Consigne 1 – D'après l'extrait du mémoire, sous la direction de qui ce travail a-t-il été préparé ?

Extrait du texte –
────
École des hautes études en sciences de
l'information et de la communication Université de Paris-Sorbonne
(Paris IV)
MASTER 1 - Option JOURNALISME - Mention :
Information et Communication Spécialité et Option :
Journalisme
"Chroniqueur culturel à la télévision : un
journalisme de marque"
Préparé sous la direction de Madame le
Professeur Véronique Richard
Nom : Walter
Prénom : Benjamin
Promotion : 2009 - 2010
Soutenu le : Mention :
Note du mémoire : /20
REMERCIEMENTS
A Mme Véronique Richard, directrice du Celsa,
A Mme Adeline Wrona, rapporteur universitaire de ce
mémoire,
A M. Eric Naulleau, rapporteur professionnel de ce
mémoire,
A M. Thierry Devars, pour son éclairage indispensable
à l'écriture de ce mémoire,
A Philippe Besson et Jean-Jérôme Bertolus pour
leur intelligence, leur ouverture d'esprit et leur sensibilité,
A David Lynch.
────
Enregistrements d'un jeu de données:

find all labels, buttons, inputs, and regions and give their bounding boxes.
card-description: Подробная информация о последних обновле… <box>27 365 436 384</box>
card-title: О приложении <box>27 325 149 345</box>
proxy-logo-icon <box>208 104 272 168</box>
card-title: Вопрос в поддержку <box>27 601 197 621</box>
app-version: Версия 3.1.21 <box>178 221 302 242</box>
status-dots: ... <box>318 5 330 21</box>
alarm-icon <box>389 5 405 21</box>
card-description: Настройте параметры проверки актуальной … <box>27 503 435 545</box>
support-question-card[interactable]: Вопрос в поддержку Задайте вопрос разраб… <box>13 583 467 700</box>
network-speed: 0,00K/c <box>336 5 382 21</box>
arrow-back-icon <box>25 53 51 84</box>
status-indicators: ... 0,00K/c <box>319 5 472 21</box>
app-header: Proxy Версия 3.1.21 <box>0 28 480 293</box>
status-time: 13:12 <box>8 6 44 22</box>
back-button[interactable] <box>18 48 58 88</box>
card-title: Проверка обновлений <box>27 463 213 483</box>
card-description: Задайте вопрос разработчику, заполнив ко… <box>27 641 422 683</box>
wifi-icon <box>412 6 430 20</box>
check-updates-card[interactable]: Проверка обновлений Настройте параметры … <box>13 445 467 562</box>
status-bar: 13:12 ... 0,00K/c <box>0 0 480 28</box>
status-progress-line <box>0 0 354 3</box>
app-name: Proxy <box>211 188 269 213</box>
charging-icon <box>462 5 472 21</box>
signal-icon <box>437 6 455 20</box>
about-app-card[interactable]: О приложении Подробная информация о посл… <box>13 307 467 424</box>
────
Consigne 2 – Extrayez des enregistrements chaque ligne où figure la chaîne « параметры ».

Réponse 1 – Sous la direction de Madame le Professeur Véronique Richard.

Réponse 2 –
card-description: Настройте параметры проверки актуальной … <box>27 503 435 545</box>
check-updates-card[interactable]: Проверка обновлений Настройте параметры … <box>13 445 467 562</box>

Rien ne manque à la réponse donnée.